───── Data supplied ─────

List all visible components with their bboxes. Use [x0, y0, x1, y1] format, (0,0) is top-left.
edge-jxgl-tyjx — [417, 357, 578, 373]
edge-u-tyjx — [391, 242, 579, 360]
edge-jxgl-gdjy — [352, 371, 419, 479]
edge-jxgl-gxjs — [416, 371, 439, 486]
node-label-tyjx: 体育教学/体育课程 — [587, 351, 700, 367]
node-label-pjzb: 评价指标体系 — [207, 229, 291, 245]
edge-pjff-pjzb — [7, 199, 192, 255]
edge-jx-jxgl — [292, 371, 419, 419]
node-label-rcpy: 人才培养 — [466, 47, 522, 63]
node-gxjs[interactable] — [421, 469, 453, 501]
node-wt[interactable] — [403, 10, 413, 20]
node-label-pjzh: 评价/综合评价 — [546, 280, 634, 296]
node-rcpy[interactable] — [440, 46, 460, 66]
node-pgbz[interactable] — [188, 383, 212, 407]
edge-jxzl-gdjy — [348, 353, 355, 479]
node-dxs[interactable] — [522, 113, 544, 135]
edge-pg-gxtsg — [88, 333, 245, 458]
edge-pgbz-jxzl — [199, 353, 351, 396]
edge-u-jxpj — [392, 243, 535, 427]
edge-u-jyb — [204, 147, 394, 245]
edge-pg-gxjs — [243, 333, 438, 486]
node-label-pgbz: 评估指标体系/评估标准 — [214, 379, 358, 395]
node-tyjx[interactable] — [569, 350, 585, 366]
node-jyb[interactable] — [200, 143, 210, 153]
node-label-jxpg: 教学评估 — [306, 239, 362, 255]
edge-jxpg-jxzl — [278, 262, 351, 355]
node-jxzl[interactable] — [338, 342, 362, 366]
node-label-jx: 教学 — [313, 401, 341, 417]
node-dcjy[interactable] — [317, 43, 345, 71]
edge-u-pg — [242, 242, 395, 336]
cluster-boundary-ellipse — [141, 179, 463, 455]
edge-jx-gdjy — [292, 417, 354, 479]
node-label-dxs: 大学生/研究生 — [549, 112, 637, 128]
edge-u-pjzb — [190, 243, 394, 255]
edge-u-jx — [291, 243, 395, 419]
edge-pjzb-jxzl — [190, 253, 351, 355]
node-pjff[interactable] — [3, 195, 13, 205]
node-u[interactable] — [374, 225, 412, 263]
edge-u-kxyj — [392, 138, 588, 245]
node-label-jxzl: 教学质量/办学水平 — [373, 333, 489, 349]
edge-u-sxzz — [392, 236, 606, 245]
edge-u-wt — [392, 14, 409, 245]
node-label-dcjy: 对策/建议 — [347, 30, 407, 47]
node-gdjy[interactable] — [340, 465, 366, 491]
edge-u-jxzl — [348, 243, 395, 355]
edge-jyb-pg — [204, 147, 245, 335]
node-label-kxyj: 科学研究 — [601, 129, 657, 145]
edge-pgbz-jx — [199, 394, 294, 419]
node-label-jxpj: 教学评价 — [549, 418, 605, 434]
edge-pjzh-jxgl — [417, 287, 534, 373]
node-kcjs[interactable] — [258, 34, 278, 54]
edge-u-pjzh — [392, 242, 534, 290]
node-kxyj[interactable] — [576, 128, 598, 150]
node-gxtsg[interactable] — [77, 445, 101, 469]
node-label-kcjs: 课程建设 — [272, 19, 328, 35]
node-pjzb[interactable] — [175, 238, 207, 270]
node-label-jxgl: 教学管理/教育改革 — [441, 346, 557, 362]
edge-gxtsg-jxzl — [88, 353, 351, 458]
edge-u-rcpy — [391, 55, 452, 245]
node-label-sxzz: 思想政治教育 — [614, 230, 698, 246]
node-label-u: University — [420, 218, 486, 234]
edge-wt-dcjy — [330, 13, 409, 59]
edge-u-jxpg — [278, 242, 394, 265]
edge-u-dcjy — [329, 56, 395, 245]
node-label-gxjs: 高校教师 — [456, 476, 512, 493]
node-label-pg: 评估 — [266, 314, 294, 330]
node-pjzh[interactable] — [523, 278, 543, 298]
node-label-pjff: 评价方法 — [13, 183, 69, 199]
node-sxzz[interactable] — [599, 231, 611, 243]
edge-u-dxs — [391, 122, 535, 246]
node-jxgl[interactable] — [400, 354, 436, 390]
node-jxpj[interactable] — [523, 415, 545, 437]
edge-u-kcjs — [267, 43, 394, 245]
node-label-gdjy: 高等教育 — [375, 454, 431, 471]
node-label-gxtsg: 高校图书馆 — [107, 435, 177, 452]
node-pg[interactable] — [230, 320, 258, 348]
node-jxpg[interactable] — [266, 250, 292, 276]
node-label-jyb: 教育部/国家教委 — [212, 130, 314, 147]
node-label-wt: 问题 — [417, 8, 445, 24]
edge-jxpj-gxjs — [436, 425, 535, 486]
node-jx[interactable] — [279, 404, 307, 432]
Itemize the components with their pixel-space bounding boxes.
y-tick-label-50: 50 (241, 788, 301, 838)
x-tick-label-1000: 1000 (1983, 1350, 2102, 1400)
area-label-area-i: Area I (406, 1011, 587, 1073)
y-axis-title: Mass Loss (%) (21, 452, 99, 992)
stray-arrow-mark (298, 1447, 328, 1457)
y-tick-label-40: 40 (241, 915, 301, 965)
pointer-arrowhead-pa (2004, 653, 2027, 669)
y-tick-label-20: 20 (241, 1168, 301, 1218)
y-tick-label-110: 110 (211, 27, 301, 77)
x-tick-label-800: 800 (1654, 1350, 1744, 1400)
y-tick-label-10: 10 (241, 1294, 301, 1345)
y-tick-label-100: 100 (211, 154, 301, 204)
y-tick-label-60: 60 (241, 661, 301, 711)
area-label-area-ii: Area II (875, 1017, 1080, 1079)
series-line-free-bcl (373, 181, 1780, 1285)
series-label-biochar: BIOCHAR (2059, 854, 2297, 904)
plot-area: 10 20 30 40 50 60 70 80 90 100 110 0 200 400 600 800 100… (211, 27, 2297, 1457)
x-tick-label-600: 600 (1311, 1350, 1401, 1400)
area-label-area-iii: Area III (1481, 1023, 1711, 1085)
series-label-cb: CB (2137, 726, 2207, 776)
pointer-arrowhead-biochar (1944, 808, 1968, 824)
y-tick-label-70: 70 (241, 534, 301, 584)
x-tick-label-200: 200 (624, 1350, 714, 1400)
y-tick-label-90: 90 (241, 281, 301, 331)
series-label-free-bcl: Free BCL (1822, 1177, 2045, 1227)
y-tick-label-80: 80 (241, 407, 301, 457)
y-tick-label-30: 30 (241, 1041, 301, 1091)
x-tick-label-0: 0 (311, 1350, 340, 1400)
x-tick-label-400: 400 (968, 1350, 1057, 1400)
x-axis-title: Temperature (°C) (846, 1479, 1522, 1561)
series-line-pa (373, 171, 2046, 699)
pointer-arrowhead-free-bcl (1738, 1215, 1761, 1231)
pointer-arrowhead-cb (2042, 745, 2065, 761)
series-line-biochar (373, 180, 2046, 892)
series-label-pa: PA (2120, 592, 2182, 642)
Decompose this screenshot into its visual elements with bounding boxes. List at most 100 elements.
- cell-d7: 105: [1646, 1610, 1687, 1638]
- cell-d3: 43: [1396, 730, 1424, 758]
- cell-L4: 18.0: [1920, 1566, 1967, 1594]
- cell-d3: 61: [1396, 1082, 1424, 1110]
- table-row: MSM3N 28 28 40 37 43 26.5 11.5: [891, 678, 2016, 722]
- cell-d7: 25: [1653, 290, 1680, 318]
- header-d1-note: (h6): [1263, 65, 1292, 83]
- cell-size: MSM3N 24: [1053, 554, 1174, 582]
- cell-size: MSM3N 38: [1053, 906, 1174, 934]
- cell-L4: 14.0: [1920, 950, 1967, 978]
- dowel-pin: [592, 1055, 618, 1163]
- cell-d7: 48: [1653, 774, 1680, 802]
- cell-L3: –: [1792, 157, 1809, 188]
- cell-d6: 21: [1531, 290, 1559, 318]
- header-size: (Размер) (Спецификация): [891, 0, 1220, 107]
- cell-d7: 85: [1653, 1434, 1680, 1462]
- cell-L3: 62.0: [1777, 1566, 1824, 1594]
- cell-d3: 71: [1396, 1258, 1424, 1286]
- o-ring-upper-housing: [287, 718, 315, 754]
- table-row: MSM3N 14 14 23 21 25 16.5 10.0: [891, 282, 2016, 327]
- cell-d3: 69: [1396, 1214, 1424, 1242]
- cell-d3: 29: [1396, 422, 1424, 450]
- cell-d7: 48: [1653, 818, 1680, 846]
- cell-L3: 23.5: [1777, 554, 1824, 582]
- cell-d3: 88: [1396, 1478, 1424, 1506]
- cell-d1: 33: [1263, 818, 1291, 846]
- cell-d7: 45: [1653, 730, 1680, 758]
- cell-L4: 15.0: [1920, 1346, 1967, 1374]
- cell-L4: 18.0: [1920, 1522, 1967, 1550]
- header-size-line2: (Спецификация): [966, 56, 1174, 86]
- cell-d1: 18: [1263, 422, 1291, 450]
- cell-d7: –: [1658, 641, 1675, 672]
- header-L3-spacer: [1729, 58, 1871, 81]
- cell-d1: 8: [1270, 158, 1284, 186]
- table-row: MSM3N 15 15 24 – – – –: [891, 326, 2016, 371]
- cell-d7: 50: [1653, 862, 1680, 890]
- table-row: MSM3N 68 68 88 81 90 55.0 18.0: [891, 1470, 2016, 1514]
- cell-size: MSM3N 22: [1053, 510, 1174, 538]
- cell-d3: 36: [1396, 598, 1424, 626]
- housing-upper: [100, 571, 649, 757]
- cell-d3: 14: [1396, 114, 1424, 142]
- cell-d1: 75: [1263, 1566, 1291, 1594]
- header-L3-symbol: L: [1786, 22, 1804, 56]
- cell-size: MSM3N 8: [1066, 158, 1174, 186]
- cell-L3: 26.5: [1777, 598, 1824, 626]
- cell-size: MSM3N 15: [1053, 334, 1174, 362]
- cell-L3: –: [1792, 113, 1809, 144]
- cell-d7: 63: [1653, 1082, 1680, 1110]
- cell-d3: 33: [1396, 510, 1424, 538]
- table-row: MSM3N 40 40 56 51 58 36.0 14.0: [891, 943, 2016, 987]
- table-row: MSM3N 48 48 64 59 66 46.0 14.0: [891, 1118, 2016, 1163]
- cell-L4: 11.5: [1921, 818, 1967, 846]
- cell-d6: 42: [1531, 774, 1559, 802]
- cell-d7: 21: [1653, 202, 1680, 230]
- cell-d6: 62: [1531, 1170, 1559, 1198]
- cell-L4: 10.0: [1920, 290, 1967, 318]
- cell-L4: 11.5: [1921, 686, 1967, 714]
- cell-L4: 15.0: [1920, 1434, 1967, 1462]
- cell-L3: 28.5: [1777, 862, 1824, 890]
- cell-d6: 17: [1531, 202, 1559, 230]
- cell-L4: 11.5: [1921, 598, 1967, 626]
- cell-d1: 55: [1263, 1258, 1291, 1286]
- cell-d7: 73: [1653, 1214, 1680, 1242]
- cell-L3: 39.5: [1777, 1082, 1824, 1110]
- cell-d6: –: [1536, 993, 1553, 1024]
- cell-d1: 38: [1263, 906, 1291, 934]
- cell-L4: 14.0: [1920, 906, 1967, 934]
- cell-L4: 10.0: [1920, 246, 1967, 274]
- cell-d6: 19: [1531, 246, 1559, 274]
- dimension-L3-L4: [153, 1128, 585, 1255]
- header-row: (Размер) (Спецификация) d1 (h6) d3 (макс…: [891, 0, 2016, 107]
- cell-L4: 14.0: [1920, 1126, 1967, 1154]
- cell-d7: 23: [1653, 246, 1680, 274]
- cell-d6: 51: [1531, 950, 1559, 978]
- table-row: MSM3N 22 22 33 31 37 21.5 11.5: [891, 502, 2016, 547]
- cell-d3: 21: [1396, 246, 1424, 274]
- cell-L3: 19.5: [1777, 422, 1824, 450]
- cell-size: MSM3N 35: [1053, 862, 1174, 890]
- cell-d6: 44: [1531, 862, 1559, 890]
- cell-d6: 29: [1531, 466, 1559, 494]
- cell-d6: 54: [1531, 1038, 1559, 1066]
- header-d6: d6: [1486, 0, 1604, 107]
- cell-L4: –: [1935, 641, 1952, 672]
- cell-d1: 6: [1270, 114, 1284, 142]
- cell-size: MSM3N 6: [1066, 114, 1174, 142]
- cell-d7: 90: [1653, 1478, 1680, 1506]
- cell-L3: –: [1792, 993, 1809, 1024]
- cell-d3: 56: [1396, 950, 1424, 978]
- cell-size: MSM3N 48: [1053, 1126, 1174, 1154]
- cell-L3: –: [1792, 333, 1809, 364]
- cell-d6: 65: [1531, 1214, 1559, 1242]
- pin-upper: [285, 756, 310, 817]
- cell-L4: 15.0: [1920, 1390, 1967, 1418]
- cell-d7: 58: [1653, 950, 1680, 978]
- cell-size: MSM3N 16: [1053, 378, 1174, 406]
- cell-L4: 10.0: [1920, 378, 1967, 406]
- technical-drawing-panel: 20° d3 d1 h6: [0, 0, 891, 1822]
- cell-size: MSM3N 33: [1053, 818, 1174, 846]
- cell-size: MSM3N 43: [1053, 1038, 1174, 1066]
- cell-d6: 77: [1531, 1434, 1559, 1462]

─────

Task goal :: Quote the lines starting at the first one and ending at the line that contains "edge-pgbz-jxzl — [199, 353, 351, 396]", with both ends included.

Result of this exercise ::
List all visible components with their bboxes. Use [x0, y0, x1, y1] format, (0,0) is top-left.
edge-jxgl-tyjx — [417, 357, 578, 373]
edge-u-tyjx — [391, 242, 579, 360]
edge-jxgl-gdjy — [352, 371, 419, 479]
edge-jxgl-gxjs — [416, 371, 439, 486]
node-label-tyjx: 体育教学/体育课程 — [587, 351, 700, 367]
node-label-pjzb: 评价指标体系 — [207, 229, 291, 245]
edge-pjff-pjzb — [7, 199, 192, 255]
edge-jx-jxgl — [292, 371, 419, 419]
node-label-rcpy: 人才培养 — [466, 47, 522, 63]
node-gxjs[interactable] — [421, 469, 453, 501]
node-wt[interactable] — [403, 10, 413, 20]
node-label-pjzh: 评价/综合评价 — [546, 280, 634, 296]
node-rcpy[interactable] — [440, 46, 460, 66]
node-pgbz[interactable] — [188, 383, 212, 407]
edge-jxzl-gdjy — [348, 353, 355, 479]
node-dxs[interactable] — [522, 113, 544, 135]
edge-pg-gxtsg — [88, 333, 245, 458]
edge-pgbz-jxzl — [199, 353, 351, 396]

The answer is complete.